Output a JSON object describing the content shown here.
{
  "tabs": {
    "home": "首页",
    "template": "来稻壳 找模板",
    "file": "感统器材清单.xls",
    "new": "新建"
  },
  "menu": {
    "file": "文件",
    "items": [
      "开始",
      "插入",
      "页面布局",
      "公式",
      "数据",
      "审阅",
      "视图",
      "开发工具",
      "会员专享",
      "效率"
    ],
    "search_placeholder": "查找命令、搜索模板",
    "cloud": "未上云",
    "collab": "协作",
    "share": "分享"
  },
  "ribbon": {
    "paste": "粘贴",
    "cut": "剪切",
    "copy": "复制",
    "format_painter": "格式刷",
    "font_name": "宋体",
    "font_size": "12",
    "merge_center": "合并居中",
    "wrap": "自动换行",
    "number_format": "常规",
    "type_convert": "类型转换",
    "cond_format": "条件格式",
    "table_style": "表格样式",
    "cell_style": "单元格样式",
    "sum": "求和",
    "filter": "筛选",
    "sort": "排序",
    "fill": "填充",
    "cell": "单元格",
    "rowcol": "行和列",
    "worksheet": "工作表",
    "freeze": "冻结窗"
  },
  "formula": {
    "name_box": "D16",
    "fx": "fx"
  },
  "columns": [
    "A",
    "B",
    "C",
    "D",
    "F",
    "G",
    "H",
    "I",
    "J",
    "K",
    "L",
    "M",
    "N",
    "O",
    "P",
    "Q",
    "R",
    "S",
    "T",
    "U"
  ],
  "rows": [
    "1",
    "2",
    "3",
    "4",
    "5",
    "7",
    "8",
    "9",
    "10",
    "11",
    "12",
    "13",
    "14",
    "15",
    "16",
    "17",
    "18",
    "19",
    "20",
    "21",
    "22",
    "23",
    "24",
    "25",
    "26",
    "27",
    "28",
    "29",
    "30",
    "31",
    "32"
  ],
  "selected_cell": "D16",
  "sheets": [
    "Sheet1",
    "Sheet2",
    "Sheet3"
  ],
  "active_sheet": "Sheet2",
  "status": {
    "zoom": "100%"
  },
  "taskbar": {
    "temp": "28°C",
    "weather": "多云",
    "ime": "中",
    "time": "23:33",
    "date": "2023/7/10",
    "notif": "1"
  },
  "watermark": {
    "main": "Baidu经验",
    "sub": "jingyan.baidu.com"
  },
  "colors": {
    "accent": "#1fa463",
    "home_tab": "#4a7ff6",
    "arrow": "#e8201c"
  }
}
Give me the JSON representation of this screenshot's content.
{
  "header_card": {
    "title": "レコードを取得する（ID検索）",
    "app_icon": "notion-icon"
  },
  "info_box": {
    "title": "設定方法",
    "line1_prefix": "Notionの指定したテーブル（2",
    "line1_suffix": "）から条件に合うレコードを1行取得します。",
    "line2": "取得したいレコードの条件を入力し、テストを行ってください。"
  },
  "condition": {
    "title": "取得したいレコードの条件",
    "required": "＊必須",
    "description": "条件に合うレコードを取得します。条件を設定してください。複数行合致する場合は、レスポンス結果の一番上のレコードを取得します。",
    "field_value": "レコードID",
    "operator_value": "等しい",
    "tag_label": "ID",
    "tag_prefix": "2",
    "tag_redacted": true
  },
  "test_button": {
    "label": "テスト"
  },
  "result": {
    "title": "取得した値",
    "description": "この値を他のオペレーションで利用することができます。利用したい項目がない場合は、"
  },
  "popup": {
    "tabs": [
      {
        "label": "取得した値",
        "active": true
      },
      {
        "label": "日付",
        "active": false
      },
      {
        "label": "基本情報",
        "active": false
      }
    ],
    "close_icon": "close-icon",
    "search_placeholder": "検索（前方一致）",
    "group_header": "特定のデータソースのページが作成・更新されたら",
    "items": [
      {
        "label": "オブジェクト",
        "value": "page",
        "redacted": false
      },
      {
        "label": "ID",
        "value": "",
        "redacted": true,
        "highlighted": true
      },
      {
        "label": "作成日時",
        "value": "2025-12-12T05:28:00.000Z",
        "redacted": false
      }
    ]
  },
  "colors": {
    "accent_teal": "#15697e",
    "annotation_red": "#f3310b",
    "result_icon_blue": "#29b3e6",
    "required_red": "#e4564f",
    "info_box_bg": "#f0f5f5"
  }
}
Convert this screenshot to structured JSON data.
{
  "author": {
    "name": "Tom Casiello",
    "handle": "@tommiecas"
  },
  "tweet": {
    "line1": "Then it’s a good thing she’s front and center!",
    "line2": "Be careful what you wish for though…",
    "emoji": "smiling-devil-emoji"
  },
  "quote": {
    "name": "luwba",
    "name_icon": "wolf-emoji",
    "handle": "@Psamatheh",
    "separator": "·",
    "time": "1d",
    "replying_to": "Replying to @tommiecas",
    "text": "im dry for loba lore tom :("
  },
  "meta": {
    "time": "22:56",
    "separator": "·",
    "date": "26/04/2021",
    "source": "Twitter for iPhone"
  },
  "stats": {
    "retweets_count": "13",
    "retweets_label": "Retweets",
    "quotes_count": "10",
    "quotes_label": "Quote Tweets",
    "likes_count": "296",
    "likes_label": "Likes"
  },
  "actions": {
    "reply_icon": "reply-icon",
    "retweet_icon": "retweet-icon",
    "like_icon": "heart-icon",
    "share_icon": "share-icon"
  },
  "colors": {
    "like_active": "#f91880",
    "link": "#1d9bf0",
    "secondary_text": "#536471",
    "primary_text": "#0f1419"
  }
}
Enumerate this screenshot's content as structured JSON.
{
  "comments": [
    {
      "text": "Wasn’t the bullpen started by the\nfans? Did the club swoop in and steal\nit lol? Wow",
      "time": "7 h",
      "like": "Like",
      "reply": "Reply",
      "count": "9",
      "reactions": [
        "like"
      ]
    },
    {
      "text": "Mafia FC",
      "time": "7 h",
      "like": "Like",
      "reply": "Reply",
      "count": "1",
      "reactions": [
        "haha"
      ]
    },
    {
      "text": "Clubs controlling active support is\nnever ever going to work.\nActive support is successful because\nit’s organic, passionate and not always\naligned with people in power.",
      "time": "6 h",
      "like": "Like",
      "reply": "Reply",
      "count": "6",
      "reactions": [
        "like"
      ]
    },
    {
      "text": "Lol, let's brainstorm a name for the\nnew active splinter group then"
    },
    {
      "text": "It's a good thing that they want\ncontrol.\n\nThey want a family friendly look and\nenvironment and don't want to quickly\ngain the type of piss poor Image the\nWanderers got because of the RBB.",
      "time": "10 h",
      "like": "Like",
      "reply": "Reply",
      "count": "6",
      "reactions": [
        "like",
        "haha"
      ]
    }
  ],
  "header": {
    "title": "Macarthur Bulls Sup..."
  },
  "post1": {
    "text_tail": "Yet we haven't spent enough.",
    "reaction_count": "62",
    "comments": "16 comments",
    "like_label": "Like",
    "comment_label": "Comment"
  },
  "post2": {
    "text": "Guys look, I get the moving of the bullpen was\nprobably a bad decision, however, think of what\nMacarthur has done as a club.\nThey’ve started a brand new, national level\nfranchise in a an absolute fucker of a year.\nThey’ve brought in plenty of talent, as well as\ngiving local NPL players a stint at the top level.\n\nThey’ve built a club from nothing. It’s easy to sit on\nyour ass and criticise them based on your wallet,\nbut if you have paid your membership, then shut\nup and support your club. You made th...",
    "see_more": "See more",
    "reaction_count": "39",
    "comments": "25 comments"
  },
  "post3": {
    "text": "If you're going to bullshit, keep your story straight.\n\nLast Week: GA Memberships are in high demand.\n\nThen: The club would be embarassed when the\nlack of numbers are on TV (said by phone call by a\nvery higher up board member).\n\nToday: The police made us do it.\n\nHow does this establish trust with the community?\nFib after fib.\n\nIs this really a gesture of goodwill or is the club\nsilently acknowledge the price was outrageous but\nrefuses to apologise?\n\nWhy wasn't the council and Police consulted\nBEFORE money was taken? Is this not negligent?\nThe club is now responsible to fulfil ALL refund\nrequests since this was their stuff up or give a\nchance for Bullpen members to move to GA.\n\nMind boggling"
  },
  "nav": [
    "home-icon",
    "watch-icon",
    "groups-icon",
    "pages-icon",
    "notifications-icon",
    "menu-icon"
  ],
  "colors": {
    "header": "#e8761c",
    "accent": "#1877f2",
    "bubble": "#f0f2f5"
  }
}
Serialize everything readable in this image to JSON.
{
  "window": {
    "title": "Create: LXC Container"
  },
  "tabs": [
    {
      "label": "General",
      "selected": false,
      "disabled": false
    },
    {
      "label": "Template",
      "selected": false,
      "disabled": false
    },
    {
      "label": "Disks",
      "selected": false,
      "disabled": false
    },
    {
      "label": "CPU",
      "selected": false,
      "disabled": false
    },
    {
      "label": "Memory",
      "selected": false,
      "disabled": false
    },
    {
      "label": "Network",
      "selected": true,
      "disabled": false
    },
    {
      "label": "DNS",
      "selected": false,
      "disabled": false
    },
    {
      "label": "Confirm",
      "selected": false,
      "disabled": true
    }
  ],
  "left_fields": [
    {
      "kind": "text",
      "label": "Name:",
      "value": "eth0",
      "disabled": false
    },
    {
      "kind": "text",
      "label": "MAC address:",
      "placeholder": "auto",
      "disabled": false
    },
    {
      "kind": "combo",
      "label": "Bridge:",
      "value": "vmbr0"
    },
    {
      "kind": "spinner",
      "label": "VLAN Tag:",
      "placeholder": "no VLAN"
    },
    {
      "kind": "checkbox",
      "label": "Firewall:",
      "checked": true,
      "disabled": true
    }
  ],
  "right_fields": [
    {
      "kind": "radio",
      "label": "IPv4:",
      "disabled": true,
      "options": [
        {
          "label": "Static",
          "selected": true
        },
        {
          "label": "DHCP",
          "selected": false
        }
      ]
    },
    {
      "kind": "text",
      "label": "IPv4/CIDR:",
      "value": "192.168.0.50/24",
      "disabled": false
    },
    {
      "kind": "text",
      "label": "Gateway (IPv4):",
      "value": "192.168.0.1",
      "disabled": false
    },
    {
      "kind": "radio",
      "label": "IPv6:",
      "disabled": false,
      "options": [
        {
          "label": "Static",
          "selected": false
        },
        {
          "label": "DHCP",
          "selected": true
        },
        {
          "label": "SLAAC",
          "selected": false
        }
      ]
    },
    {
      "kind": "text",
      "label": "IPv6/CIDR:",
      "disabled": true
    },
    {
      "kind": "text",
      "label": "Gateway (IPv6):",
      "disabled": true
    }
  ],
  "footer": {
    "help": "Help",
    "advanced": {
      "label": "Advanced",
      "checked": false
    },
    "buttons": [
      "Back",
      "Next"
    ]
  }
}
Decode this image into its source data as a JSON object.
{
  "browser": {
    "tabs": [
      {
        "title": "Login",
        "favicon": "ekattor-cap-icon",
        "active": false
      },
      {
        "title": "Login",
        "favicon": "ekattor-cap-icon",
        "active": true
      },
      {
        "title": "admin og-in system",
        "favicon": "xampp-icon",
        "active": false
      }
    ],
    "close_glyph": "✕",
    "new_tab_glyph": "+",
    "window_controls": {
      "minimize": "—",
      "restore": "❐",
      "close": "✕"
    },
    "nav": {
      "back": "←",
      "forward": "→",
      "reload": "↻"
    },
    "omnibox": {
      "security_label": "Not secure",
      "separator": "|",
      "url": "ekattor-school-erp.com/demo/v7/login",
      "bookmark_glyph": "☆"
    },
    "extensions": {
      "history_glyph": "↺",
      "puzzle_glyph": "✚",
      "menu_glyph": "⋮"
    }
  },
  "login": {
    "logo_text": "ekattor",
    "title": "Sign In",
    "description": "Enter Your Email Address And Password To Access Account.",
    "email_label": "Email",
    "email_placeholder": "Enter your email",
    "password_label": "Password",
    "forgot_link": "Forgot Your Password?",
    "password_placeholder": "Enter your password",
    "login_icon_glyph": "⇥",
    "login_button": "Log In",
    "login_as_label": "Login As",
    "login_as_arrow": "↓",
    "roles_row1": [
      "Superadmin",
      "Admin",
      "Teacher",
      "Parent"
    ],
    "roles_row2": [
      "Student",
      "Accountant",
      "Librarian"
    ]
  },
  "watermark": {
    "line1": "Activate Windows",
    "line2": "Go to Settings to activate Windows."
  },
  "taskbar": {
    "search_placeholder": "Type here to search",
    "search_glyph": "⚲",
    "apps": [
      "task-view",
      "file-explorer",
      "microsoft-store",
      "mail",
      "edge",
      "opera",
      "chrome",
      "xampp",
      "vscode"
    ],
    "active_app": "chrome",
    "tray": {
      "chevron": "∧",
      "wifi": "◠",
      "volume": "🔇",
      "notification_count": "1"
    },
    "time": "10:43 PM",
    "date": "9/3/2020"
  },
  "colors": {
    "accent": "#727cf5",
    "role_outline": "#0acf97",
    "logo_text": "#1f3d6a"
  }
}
============
* STATED EXERCISE:
Copy out the lines from the line containing "Decode this image" to the end of the listing above, without alteration.

* RESULT:
Decode this image into its source data as a JSON object.
{
  "browser": {
    "tabs": [
      {
        "title": "Login",
        "favicon": "ekattor-cap-icon",
        "active": false
      },
      {
        "title": "Login",
        "favicon": "ekattor-cap-icon",
        "active": true
      },
      {
        "title": "admin og-in system",
        "favicon": "xampp-icon",
        "active": false
      }
    ],
    "close_glyph": "✕",
    "new_tab_glyph": "+",
    "window_controls": {
      "minimize": "—",
      "restore": "❐",
      "close": "✕"
    },
    "nav": {
      "back": "←",
      "forward": "→",
      "reload": "↻"
    },
    "omnibox": {
      "security_label": "Not secure",
      "separator": "|",
      "url": "ekattor-school-erp.com/demo/v7/login",
      "bookmark_glyph": "☆"
    },
    "extensions": {
      "history_glyph": "↺",
      "puzzle_glyph": "✚",
      "menu_glyph": "⋮"
    }
  },
  "login": {
    "logo_text": "ekattor",
    "title": "Sign In",
    "description": "Enter Your Email Address And Password To Access Account.",
    "email_label": "Email",
    "email_placeholder": "Enter your email",
    "password_label": "Password",
    "forgot_link": "Forgot Your Password?",
    "password_placeholder": "Enter your password",
    "login_icon_glyph": "⇥",
    "login_button": "Log In",
    "login_as_label": "Login As",
    "login_as_arrow": "↓",
    "roles_row1": [
      "Superadmin",
      "Admin",
      "Teacher",
      "Parent"
    ],
    "roles_row2": [
      "Student",
      "Accountant",
      "Librarian"
    ]
  },
  "watermark": {
    "line1": "Activate Windows",
    "line2": "Go to Settings to activate Windows."
  },
  "taskbar": {
    "search_placeholder": "Type here to search",
    "search_glyph": "⚲",
    "apps": [
      "task-view",
      "file-explorer",
      "microsoft-store",
      "mail",
      "edge",
      "opera",
      "chrome",
      "xampp",
      "vscode"
    ],
    "active_app": "chrome",
    "tray": {
      "chevron": "∧",
      "wifi": "◠",
      "volume": "🔇",
      "notification_count": "1"
    },
    "time": "10:43 PM",
    "date": "9/3/2020"
  },
  "colors": {
    "accent": "#727cf5",
    "role_outline": "#0acf97",
    "logo_text": "#1f3d6a"
  }
}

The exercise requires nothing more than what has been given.